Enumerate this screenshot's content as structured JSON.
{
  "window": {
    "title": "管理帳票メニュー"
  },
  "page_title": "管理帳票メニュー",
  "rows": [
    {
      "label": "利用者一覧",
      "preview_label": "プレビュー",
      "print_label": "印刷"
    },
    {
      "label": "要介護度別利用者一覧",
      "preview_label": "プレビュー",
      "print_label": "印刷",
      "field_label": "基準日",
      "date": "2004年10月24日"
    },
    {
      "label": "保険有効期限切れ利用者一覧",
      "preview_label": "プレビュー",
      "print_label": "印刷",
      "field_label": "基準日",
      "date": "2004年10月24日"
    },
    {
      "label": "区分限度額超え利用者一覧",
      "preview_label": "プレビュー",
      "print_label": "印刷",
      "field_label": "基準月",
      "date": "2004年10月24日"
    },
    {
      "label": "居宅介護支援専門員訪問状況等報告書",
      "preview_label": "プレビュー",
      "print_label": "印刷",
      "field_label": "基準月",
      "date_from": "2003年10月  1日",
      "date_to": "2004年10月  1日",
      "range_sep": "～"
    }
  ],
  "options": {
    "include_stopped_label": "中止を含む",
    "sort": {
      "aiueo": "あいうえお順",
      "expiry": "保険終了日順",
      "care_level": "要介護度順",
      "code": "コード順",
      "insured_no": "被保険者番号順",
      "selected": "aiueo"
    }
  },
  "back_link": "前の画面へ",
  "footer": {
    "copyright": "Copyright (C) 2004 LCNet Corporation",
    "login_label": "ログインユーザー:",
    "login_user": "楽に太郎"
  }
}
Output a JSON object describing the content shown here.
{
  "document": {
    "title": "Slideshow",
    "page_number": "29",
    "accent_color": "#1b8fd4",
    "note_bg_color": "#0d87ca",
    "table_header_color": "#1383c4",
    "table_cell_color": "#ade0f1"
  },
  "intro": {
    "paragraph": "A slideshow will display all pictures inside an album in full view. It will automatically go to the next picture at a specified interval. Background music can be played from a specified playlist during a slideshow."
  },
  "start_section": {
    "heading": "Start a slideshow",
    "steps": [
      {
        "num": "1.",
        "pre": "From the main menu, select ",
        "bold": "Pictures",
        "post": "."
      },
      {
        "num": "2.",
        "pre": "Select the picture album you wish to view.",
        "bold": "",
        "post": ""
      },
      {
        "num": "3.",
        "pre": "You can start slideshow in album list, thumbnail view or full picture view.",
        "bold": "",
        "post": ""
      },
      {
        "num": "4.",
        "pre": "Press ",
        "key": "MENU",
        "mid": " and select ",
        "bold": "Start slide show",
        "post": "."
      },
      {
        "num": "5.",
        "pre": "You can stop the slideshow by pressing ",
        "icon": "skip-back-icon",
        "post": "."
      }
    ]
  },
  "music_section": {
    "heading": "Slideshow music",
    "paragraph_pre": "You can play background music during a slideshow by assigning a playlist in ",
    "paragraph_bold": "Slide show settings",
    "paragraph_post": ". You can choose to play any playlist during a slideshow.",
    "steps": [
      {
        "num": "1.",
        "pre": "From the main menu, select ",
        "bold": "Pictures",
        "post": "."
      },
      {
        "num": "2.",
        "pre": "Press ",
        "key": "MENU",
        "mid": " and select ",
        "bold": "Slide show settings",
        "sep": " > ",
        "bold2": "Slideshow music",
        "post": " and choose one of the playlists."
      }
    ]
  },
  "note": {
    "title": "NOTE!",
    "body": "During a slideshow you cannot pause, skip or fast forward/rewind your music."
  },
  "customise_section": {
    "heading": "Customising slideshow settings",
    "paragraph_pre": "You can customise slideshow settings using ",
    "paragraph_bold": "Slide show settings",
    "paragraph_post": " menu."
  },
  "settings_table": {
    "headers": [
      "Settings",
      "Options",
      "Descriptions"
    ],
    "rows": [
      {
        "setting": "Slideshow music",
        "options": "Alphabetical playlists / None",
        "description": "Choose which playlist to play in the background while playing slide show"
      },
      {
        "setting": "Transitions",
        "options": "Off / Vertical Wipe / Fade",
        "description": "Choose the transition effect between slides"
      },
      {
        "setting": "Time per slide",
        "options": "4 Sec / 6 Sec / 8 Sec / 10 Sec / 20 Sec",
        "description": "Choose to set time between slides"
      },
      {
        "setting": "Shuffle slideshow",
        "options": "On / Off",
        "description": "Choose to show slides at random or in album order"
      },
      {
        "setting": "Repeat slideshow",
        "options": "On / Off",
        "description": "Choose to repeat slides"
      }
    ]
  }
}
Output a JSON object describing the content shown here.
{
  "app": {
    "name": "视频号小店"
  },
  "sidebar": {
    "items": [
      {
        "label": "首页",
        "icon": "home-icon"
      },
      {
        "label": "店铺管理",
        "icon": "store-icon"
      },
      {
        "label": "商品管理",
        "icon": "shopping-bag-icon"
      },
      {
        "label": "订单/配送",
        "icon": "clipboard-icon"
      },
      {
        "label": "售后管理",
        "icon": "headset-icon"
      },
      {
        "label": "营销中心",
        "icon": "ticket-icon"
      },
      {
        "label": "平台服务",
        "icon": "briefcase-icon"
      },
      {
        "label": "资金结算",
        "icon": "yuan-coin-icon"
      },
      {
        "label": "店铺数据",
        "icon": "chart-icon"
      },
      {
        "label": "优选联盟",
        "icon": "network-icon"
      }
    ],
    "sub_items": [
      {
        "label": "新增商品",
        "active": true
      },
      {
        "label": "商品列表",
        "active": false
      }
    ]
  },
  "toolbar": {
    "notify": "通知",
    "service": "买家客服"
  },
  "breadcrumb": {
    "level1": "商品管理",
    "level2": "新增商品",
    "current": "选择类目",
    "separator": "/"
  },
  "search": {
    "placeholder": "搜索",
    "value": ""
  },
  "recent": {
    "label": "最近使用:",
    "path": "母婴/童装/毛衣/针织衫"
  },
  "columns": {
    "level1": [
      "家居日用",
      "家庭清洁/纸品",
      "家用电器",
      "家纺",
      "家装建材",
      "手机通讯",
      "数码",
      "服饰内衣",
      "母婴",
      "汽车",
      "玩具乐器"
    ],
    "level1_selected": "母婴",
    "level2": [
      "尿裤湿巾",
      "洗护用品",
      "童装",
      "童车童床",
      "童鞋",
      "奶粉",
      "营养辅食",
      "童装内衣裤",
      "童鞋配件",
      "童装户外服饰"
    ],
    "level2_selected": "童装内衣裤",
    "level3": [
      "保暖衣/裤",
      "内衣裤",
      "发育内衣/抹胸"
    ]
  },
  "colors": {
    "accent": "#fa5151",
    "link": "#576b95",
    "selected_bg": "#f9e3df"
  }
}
++++++++
Copy out each record from above, exactly.

* **Exercise response**:
Enumerate this screenshot's content as structured JSON.
{
  "window": {
    "title": "管理帳票メニュー"
  },
  "page_title": "管理帳票メニュー",
  "rows": [
    {
      "label": "利用者一覧",
      "preview_label": "プレビュー",
      "print_label": "印刷"
    },
    {
      "label": "要介護度別利用者一覧",
      "preview_label": "プレビュー",
      "print_label": "印刷",
      "field_label": "基準日",
      "date": "2004年10月24日"
    },
    {
      "label": "保険有効期限切れ利用者一覧",
      "preview_label": "プレビュー",
      "print_label": "印刷",
      "field_label": "基準日",
      "date": "2004年10月24日"
    },
    {
      "label": "区分限度額超え利用者一覧",
      "preview_label": "プレビュー",
      "print_label": "印刷",
      "field_label": "基準月",
      "date": "2004年10月24日"
    },
    {
      "label": "居宅介護支援専門員訪問状況等報告書",
      "preview_label": "プレビュー",
      "print_label": "印刷",
      "field_label": "基準月",
      "date_from": "2003年10月  1日",
      "date_to": "2004年10月  1日",
      "range_sep": "～"
    }
  ],
  "options": {
    "include_stopped_label": "中止を含む",
    "sort": {
      "aiueo": "あいうえお順",
      "expiry": "保険終了日順",
      "care_level": "要介護度順",
      "code": "コード順",
      "insured_no": "被保険者番号順",
      "selected": "aiueo"
    }
  },
  "back_link": "前の画面へ",
  "footer": {
    "copyright": "Copyright (C) 2004 LCNet Corporation",
    "login_label": "ログインユーザー:",
    "login_user": "楽に太郎"
  }
}
Output a JSON object describing the content shown here.
{
  "document": {
    "title": "Slideshow",
    "page_number": "29",
    "accent_color": "#1b8fd4",
    "note_bg_color": "#0d87ca",
    "table_header_color": "#1383c4",
    "table_cell_color": "#ade0f1"
  },
  "intro": {
    "paragraph": "A slideshow will display all pictures inside an album in full view. It will automatically go to the next picture at a specified interval. Background music can be played from a specified playlist during a slideshow."
  },
  "start_section": {
    "heading": "Start a slideshow",
    "steps": [
      {
        "num": "1.",
        "pre": "From the main menu, select ",
        "bold": "Pictures",
        "post": "."
      },
      {
        "num": "2.",
        "pre": "Select the picture album you wish to view.",
        "bold": "",
        "post": ""
      },
      {
        "num": "3.",
        "pre": "You can start slideshow in album list, thumbnail view or full picture view.",
        "bold": "",
        "post": ""
      },
      {
        "num": "4.",
        "pre": "Press ",
        "key": "MENU",
        "mid": " and select ",
        "bold": "Start slide show",
        "post": "."
      },
      {
        "num": "5.",
        "pre": "You can stop the slideshow by pressing ",
        "icon": "skip-back-icon",
        "post": "."
      }
    ]
  },
  "music_section": {
    "heading": "Slideshow music",
    "paragraph_pre": "You can play background music during a slideshow by assigning a playlist in ",
    "paragraph_bold": "Slide show settings",
    "paragraph_post": ". You can choose to play any playlist during a slideshow.",
    "steps": [
      {
        "num": "1.",
        "pre": "From the main menu, select ",
        "bold": "Pictures",
        "post": "."
      },
      {
        "num": "2.",
        "pre": "Press ",
        "key": "MENU",
        "mid": " and select ",
        "bold": "Slide show settings",
        "sep": " > ",
        "bold2": "Slideshow music",
        "post": " and choose one of the playlists."
      }
    ]
  },
  "note": {
    "title": "NOTE!",
    "body": "During a slideshow you cannot pause, skip or fast forward/rewind your music."
  },
  "customise_section": {
    "heading": "Customising slideshow settings",
    "paragraph_pre": "You can customise slideshow settings using ",
    "paragraph_bold": "Slide show settings",
    "paragraph_post": " menu."
  },
  "settings_table": {
    "headers": [
      "Settings",
      "Options",
      "Descriptions"
    ],
    "rows": [
      {
        "setting": "Slideshow music",
        "options": "Alphabetical playlists / None",
        "description": "Choose which playlist to play in the background while playing slide show"
      },
      {
        "setting": "Transitions",
        "options": "Off / Vertical Wipe / Fade",
        "description": "Choose the transition effect between slides"
      },
      {
        "setting": "Time per slide",
        "options": "4 Sec / 6 Sec / 8 Sec / 10 Sec / 20 Sec",
        "description": "Choose to set time between slides"
      },
      {
        "setting": "Shuffle slideshow",
        "options": "On / Off",
        "description": "Choose to show slides at random or in album order"
      },
      {
        "setting": "Repeat slideshow",
        "options": "On / Off",
        "description": "Choose to repeat slides"
      }
    ]
  }
}
Output a JSON object describing the content shown here.
{
  "app": {
    "name": "视频号小店"
  },
  "sidebar": {
    "items": [
      {
        "label": "首页",
        "icon": "home-icon"
      },
      {
        "label": "店铺管理",
        "icon": "store-icon"
      },
      {
        "label": "商品管理",
        "icon": "shopping-bag-icon"
      },
      {
        "label": "订单/配送",
        "icon": "clipboard-icon"
      },
      {
        "label": "售后管理",
        "icon": "headset-icon"
      },
      {
        "label": "营销中心",
        "icon": "ticket-icon"
      },
      {
        "label": "平台服务",
        "icon": "briefcase-icon"
      },
      {
        "label": "资金结算",
        "icon": "yuan-coin-icon"
      },
      {
        "label": "店铺数据",
        "icon": "chart-icon"
      },
      {
        "label": "优选联盟",
        "icon": "network-icon"
      }
    ],
    "sub_items": [
      {
        "label": "新增商品",
        "active": true
      },
      {
        "label": "商品列表",
        "active": false
      }
    ]
  },
  "toolbar": {
    "notify": "通知",
    "service": "买家客服"
  },
  "breadcrumb": {
    "level1": "商品管理",
    "level2": "新增商品",
    "current": "选择类目",
    "separator": "/"
  },
  "search": {
    "placeholder": "搜索",
    "value": ""
  },
  "recent": {
    "label": "最近使用:",
    "path": "母婴/童装/毛衣/针织衫"
  },
  "columns": {
    "level1": [
      "家居日用",
      "家庭清洁/纸品",
      "家用电器",
      "家纺",
      "家装建材",
      "手机通讯",
      "数码",
      "服饰内衣",
      "母婴",
      "汽车",
      "玩具乐器"
    ],
    "level1_selected": "母婴",
    "level2": [
      "尿裤湿巾",
      "洗护用品",
      "童装",
      "童车童床",
      "童鞋",
      "奶粉",
      "营养辅食",
      "童装内衣裤",
      "童鞋配件",
      "童装户外服饰"
    ],
    "level2_selected": "童装内衣裤",
    "level3": [
      "保暖衣/裤",
      "内衣裤",
      "发育内衣/抹胸"
    ]
  },
  "colors": {
    "accent": "#fa5151",
    "link": "#576b95",
    "selected_bg": "#f9e3df"
  }
}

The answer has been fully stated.